SUPPLIED DATA:
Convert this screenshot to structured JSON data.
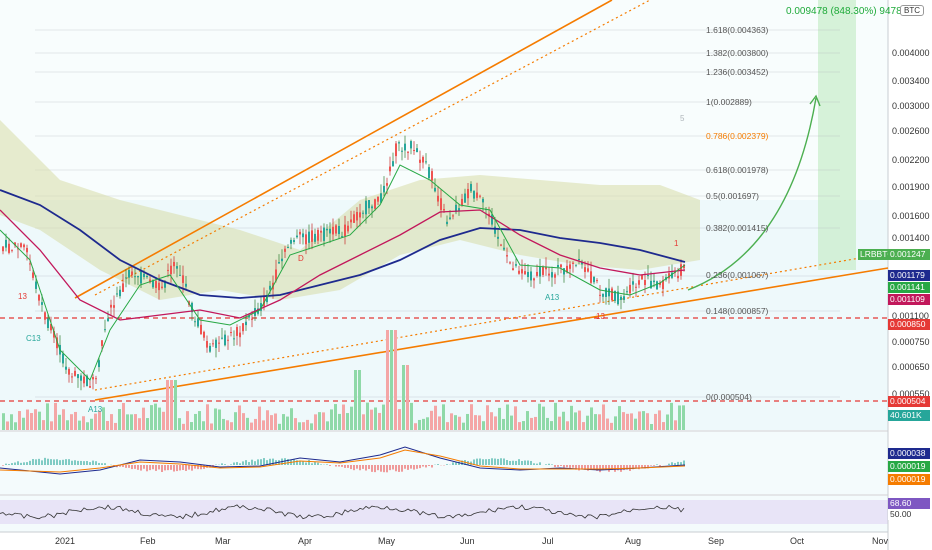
{
  "symbol_tag": "BTC",
  "target_label": "0.009478 (848.30%) 9478",
  "price_axis": [
    "0.004000",
    "0.003400",
    "0.003000",
    "0.002600",
    "0.002200",
    "0.001900",
    "0.001600",
    "0.001400",
    "0.001100",
    "0.000750",
    "0.000650",
    "0.000550"
  ],
  "price_tags": [
    {
      "text": "0.001179",
      "color": "#1e2a8e"
    },
    {
      "text": "0.001141",
      "color": "#27a844"
    },
    {
      "text": "0.001109",
      "color": "#c2185b"
    },
    {
      "text": "0.000850",
      "color": "#e53935"
    },
    {
      "text": "0.000504",
      "color": "#e53935"
    },
    {
      "text": "40.601K",
      "color": "#26a69a"
    }
  ],
  "current_tag": {
    "symbol": "LRBBTC",
    "price": "0.001247",
    "color": "#4caf50"
  },
  "fib_levels": [
    {
      "label": "1.618(0.004363)"
    },
    {
      "label": "1.382(0.003800)"
    },
    {
      "label": "1.236(0.003452)"
    },
    {
      "label": "1(0.002889)"
    },
    {
      "label": "0.786(0.002379)"
    },
    {
      "label": "0.618(0.001978)"
    },
    {
      "label": "0.5(0.001697)"
    },
    {
      "label": "0.382(0.001415)"
    },
    {
      "label": "0.236(0.001067)"
    },
    {
      "label": "0.148(0.000857)"
    },
    {
      "label": "0(0.000504)"
    }
  ],
  "macd_tags": [
    {
      "text": "0.000038",
      "color": "#1e2a8e"
    },
    {
      "text": "0.000019",
      "color": "#27a844"
    },
    {
      "text": "0.000019",
      "color": "#f57c00"
    }
  ],
  "rsi_tags": [
    {
      "text": "68.60",
      "color": "#7e57c2"
    },
    {
      "text": "50.00",
      "color": "#ffffff"
    }
  ],
  "months": [
    "2021",
    "Feb",
    "Mar",
    "Apr",
    "May",
    "Jun",
    "Jul",
    "Aug",
    "Sep",
    "Oct",
    "Nov"
  ],
  "chart_annotations": [
    "13",
    "C13",
    "A13",
    "A13",
    "13",
    "5",
    "1",
    "D"
  ],
  "colors": {
    "up": "#26a69a",
    "down": "#ef5350",
    "wick_up": "#2e7d32",
    "wick_down": "#c62828",
    "trend": "#f57c00",
    "ma_blue": "#1e2a8e",
    "ma_red": "#c2185b",
    "ma_green": "#27a844",
    "cloud": "#d7dca8",
    "projection": "#4caf50",
    "support": "#e53935",
    "rsi": "#7e57c2"
  }
}
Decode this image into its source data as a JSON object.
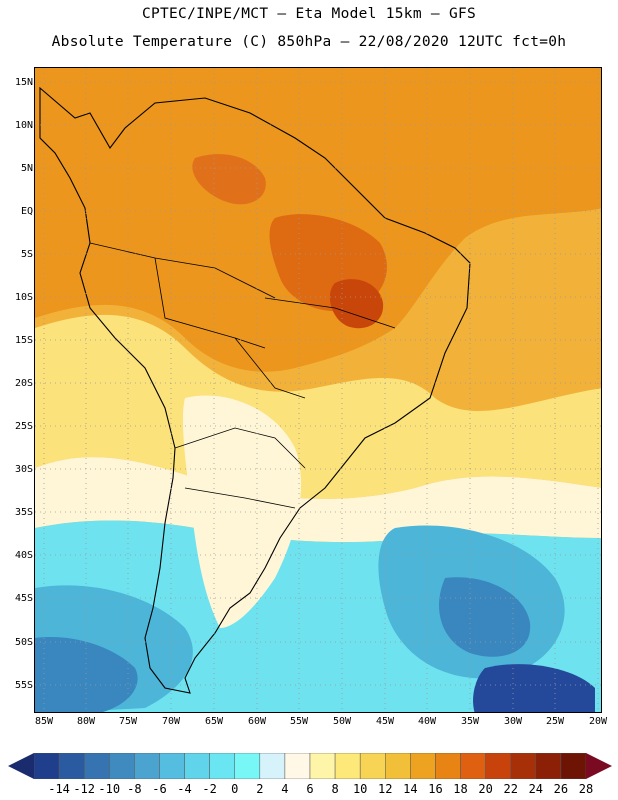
{
  "header": {
    "line1": "CPTEC/INPE/MCT –  Eta Model 15km – GFS",
    "line2": "Absolute Temperature (C) 850hPa – 22/08/2020 12UTC fct=0h"
  },
  "map": {
    "lat_labels": [
      "15N",
      "10N",
      "5N",
      "EQ",
      "5S",
      "10S",
      "15S",
      "20S",
      "25S",
      "30S",
      "35S",
      "40S",
      "45S",
      "50S",
      "55S"
    ],
    "lon_labels": [
      "85W",
      "80W",
      "75W",
      "70W",
      "65W",
      "60W",
      "55W",
      "50W",
      "45W",
      "40W",
      "35W",
      "30W",
      "25W",
      "20W"
    ]
  },
  "colorbar": {
    "labels": [
      "-14",
      "-12",
      "-10",
      "-8",
      "-6",
      "-4",
      "-2",
      "0",
      "2",
      "4",
      "6",
      "8",
      "10",
      "12",
      "14",
      "16",
      "18",
      "20",
      "22",
      "24",
      "26",
      "28"
    ],
    "colors": [
      "#1f3f8c",
      "#2a5ba0",
      "#3574b0",
      "#3f8bc0",
      "#4ba4d0",
      "#55bde0",
      "#5fd4ea",
      "#6ae6f2",
      "#78f7f7",
      "#d6f3fb",
      "#fff8e6",
      "#fff5a8",
      "#fde87a",
      "#f8d455",
      "#f2bf38",
      "#eea320",
      "#e88414",
      "#df6010",
      "#c8420c",
      "#a83008",
      "#8c2006",
      "#6e1404"
    ],
    "end_low": "#1a2c6e",
    "end_high": "#7a0a22"
  },
  "colors": {
    "ocean_warm": "#f3b23a",
    "continent_hot": "#e8851c"
  }
}
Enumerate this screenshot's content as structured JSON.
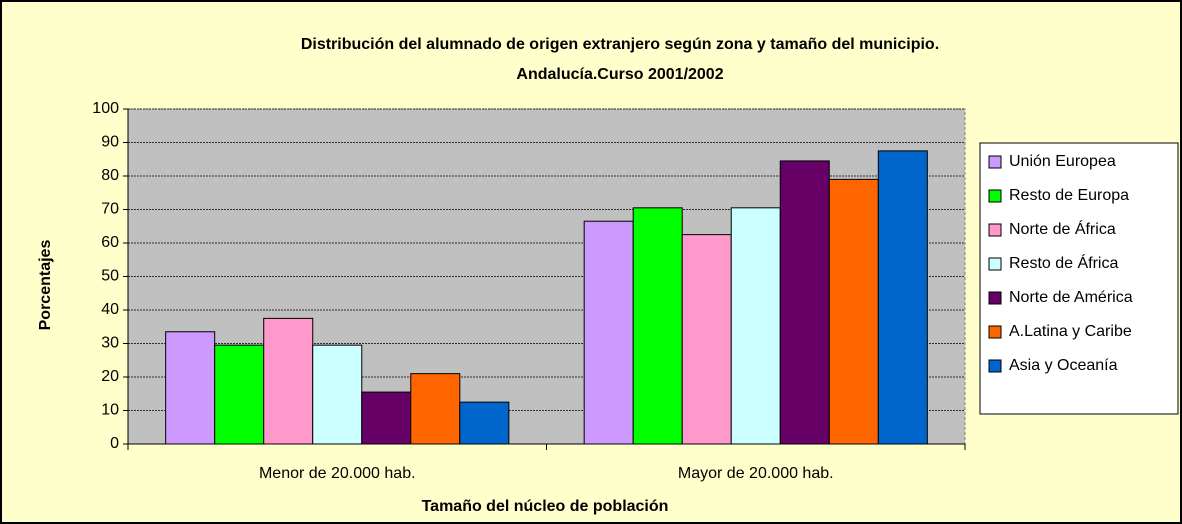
{
  "chart_data": {
    "type": "bar",
    "title": "Distribución del alumnado de origen extranjero según zona y tamaño del municipio.",
    "subtitle": "Andalucía.Curso 2001/2002",
    "x_label": "Tamaño del núcleo de población",
    "y_label": "Porcentajes",
    "categories": [
      "Menor de 20.000 hab.",
      "Mayor de 20.000 hab."
    ],
    "series": [
      {
        "name": "Unión Europea",
        "color": "#cc99ff",
        "values": [
          33.5,
          66.5
        ]
      },
      {
        "name": "Resto de Europa",
        "color": "#00ff00",
        "values": [
          29.5,
          70.5
        ]
      },
      {
        "name": "Norte de África",
        "color": "#ff99cc",
        "values": [
          37.5,
          62.5
        ]
      },
      {
        "name": "Resto de África",
        "color": "#ccffff",
        "values": [
          29.5,
          70.5
        ]
      },
      {
        "name": "Norte de América",
        "color": "#660066",
        "values": [
          15.5,
          84.5
        ]
      },
      {
        "name": "A.Latina y Caribe",
        "color": "#ff6600",
        "values": [
          21,
          79
        ]
      },
      {
        "name": "Asia y Oceanía",
        "color": "#0066cc",
        "values": [
          12.5,
          87.5
        ]
      }
    ],
    "ylim": [
      0,
      100
    ],
    "yticks": [
      0,
      10,
      20,
      30,
      40,
      50,
      60,
      70,
      80,
      90,
      100
    ],
    "grid": true,
    "legend": "right"
  }
}
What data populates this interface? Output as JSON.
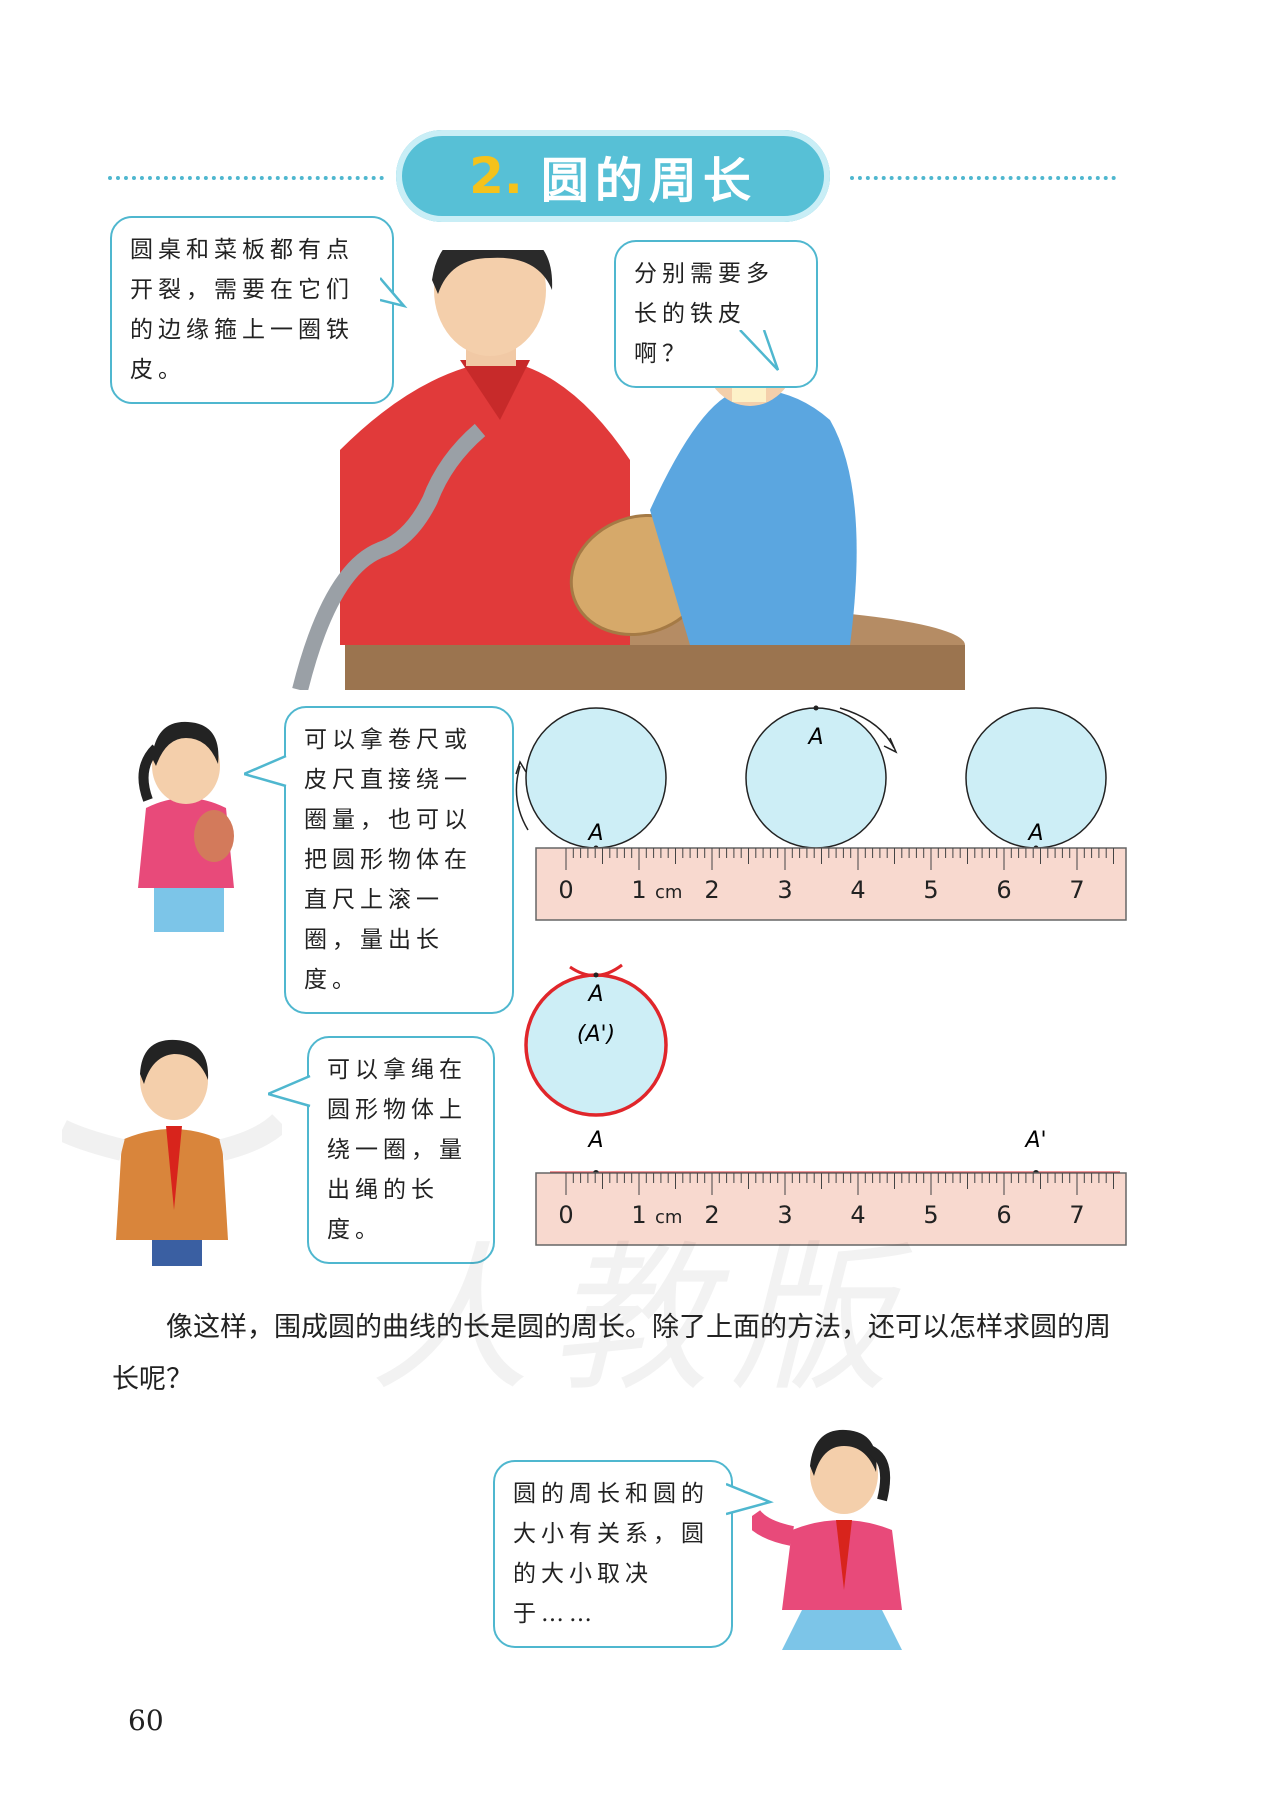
{
  "header": {
    "number": "2.",
    "title": "圆的周长"
  },
  "bubbles": {
    "teacher": "圆桌和菜板都有点开裂，需要在它们的边缘箍上一圈铁皮。",
    "boy_top": "分别需要多长的铁皮啊？",
    "girl_roll": "可以拿卷尺或皮尺直接绕一圈量，也可以把圆形物体在直尺上滚一圈，量出长度。",
    "boy_rope": "可以拿绳在圆形物体上绕一圈，量出绳的长度。",
    "girl_bottom": "圆的周长和圆的大小有关系，圆的大小取决于……"
  },
  "diagram_roll": {
    "point_label": "A",
    "ruler_ticks": [
      "0",
      "1",
      "2",
      "3",
      "4",
      "5",
      "6",
      "7"
    ],
    "unit": "cm"
  },
  "diagram_rope": {
    "circle_label_top": "A",
    "circle_label_bottom": "(A')",
    "line_label_start": "A",
    "line_label_end": "A'",
    "ruler_ticks": [
      "0",
      "1",
      "2",
      "3",
      "4",
      "5",
      "6",
      "7"
    ],
    "unit": "cm"
  },
  "paragraph": "像这样，围成圆的曲线的长是圆的周长。除了上面的方法，还可以怎样求圆的周长呢？",
  "page_number": "60",
  "colors": {
    "accent": "#57c0d6",
    "number": "#f5c21b",
    "circle_fill": "#cdeef6",
    "ruler": "#f8d9cf",
    "rope": "#e0262b"
  }
}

WHAT NEEDS TO BE DONE: Extract the text of all the records above verbatim, excluding pictures.

EXERCISE RESULT:
Convert this screenshot to structured JSON data.
{
  "symbol_tag": "BTC",
  "target_label": "0.009478 (848.30%) 9478",
  "price_axis": [
    "0.004000",
    "0.003400",
    "0.003000",
    "0.002600",
    "0.002200",
    "0.001900",
    "0.001600",
    "0.001400",
    "0.001100",
    "0.000750",
    "0.000650",
    "0.000550"
  ],
  "price_tags": [
    {
      "text": "0.001179",
      "color": "#1e2a8e"
    },
    {
      "text": "0.001141",
      "color": "#27a844"
    },
    {
      "text": "0.001109",
      "color": "#c2185b"
    },
    {
      "text": "0.000850",
      "color": "#e53935"
    },
    {
      "text": "0.000504",
      "color": "#e53935"
    },
    {
      "text": "40.601K",
      "color": "#26a69a"
    }
  ],
  "current_tag": {
    "symbol": "LRBBTC",
    "price": "0.001247",
    "color": "#4caf50"
  },
  "fib_levels": [
    {
      "label": "1.618(0.004363)"
    },
    {
      "label": "1.382(0.003800)"
    },
    {
      "label": "1.236(0.003452)"
    },
    {
      "label": "1(0.002889)"
    },
    {
      "label": "0.786(0.002379)"
    },
    {
      "label": "0.618(0.001978)"
    },
    {
      "label": "0.5(0.001697)"
    },
    {
      "label": "0.382(0.001415)"
    },
    {
      "label": "0.236(0.001067)"
    },
    {
      "label": "0.148(0.000857)"
    },
    {
      "label": "0(0.000504)"
    }
  ],
  "macd_tags": [
    {
      "text": "0.000038",
      "color": "#1e2a8e"
    },
    {
      "text": "0.000019",
      "color": "#27a844"
    },
    {
      "text": "0.000019",
      "color": "#f57c00"
    }
  ],
  "rsi_tags": [
    {
      "text": "68.60",
      "color": "#7e57c2"
    },
    {
      "text": "50.00",
      "color": "#ffffff"
    }
  ],
  "months": [
    "2021",
    "Feb",
    "Mar",
    "Apr",
    "May",
    "Jun",
    "Jul",
    "Aug",
    "Sep",
    "Oct",
    "Nov"
  ],
  "chart_annotations": [
    "13",
    "C13",
    "A13",
    "A13",
    "13",
    "5",
    "1",
    "D"
  ],
  "colors": {
    "up": "#26a69a",
    "down": "#ef5350",
    "wick_up": "#2e7d32",
    "wick_down": "#c62828",
    "trend": "#f57c00",
    "ma_blue": "#1e2a8e",
    "ma_red": "#c2185b",
    "ma_green": "#27a844",
    "cloud": "#d7dca8",
    "projection": "#4caf50",
    "support": "#e53935",
    "rsi": "#7e57c2"
  }
}
Decode this image into its source data as a JSON object.
{
  "header": {
    "line1": "CPTEC/INPE/MCT –  Eta Model 15km – GFS",
    "line2": "Absolute Temperature (C) 850hPa – 22/08/2020 12UTC fct=0h"
  },
  "map": {
    "lat_labels": [
      "15N",
      "10N",
      "5N",
      "EQ",
      "5S",
      "10S",
      "15S",
      "20S",
      "25S",
      "30S",
      "35S",
      "40S",
      "45S",
      "50S",
      "55S"
    ],
    "lon_labels": [
      "85W",
      "80W",
      "75W",
      "70W",
      "65W",
      "60W",
      "55W",
      "50W",
      "45W",
      "40W",
      "35W",
      "30W",
      "25W",
      "20W"
    ]
  },
  "colorbar": {
    "labels": [
      "-14",
      "-12",
      "-10",
      "-8",
      "-6",
      "-4",
      "-2",
      "0",
      "2",
      "4",
      "6",
      "8",
      "10",
      "12",
      "14",
      "16",
      "18",
      "20",
      "22",
      "24",
      "26",
      "28"
    ],
    "colors": [
      "#1f3f8c",
      "#2a5ba0",
      "#3574b0",
      "#3f8bc0",
      "#4ba4d0",
      "#55bde0",
      "#5fd4ea",
      "#6ae6f2",
      "#78f7f7",
      "#d6f3fb",
      "#fff8e6",
      "#fff5a8",
      "#fde87a",
      "#f8d455",
      "#f2bf38",
      "#eea320",
      "#e88414",
      "#df6010",
      "#c8420c",
      "#a83008",
      "#8c2006",
      "#6e1404"
    ],
    "end_low": "#1a2c6e",
    "end_high": "#7a0a22"
  },
  "colors": {
    "ocean_warm": "#f3b23a",
    "continent_hot": "#e8851c"
  }
}
Enumerate this screenshot's content as structured JSON.
{
  "chart_data": {
    "type": "bar",
    "title": "Distribución del alumnado de origen extranjero según zona y tamaño del municipio.",
    "subtitle": "Andalucía.Curso 2001/2002",
    "x_label": "Tamaño del núcleo de población",
    "y_label": "Porcentajes",
    "categories": [
      "Menor de 20.000 hab.",
      "Mayor de 20.000 hab."
    ],
    "series": [
      {
        "name": "Unión Europea",
        "color": "#cc99ff",
        "values": [
          33.5,
          66.5
        ]
      },
      {
        "name": "Resto de Europa",
        "color": "#00ff00",
        "values": [
          29.5,
          70.5
        ]
      },
      {
        "name": "Norte de África",
        "color": "#ff99cc",
        "values": [
          37.5,
          62.5
        ]
      },
      {
        "name": "Resto de África",
        "color": "#ccffff",
        "values": [
          29.5,
          70.5
        ]
      },
      {
        "name": "Norte de América",
        "color": "#660066",
        "values": [
          15.5,
          84.5
        ]
      },
      {
        "name": "A.Latina y Caribe",
        "color": "#ff6600",
        "values": [
          21,
          79
        ]
      },
      {
        "name": "Asia y Oceanía",
        "color": "#0066cc",
        "values": [
          12.5,
          87.5
        ]
      }
    ],
    "ylim": [
      0,
      100
    ],
    "yticks": [
      0,
      10,
      20,
      30,
      40,
      50,
      60,
      70,
      80,
      90,
      100
    ],
    "grid": true,
    "legend": "right"
  }
}
What data populates this interface? Output as JSON.
{
  "header": {
    "number": "2.",
    "title": "圆的周长"
  },
  "bubbles": {
    "teacher": "圆桌和菜板都有点开裂，需要在它们的边缘箍上一圈铁皮。",
    "boy_top": "分别需要多长的铁皮啊？",
    "girl_roll": "可以拿卷尺或皮尺直接绕一圈量，也可以把圆形物体在直尺上滚一圈，量出长度。",
    "boy_rope": "可以拿绳在圆形物体上绕一圈，量出绳的长度。",
    "girl_bottom": "圆的周长和圆的大小有关系，圆的大小取决于……"
  },
  "diagram_roll": {
    "point_label": "A",
    "ruler_ticks": [
      "0",
      "1",
      "2",
      "3",
      "4",
      "5",
      "6",
      "7"
    ],
    "unit": "cm"
  },
  "diagram_rope": {
    "circle_label_top": "A",
    "circle_label_bottom": "(A')",
    "line_label_start": "A",
    "line_label_end": "A'",
    "ruler_ticks": [
      "0",
      "1",
      "2",
      "3",
      "4",
      "5",
      "6",
      "7"
    ],
    "unit": "cm"
  },
  "paragraph": "像这样，围成圆的曲线的长是圆的周长。除了上面的方法，还可以怎样求圆的周长呢？",
  "page_number": "60",
  "colors": {
    "accent": "#57c0d6",
    "number": "#f5c21b",
    "circle_fill": "#cdeef6",
    "ruler": "#f8d9cf",
    "rope": "#e0262b"
  }
}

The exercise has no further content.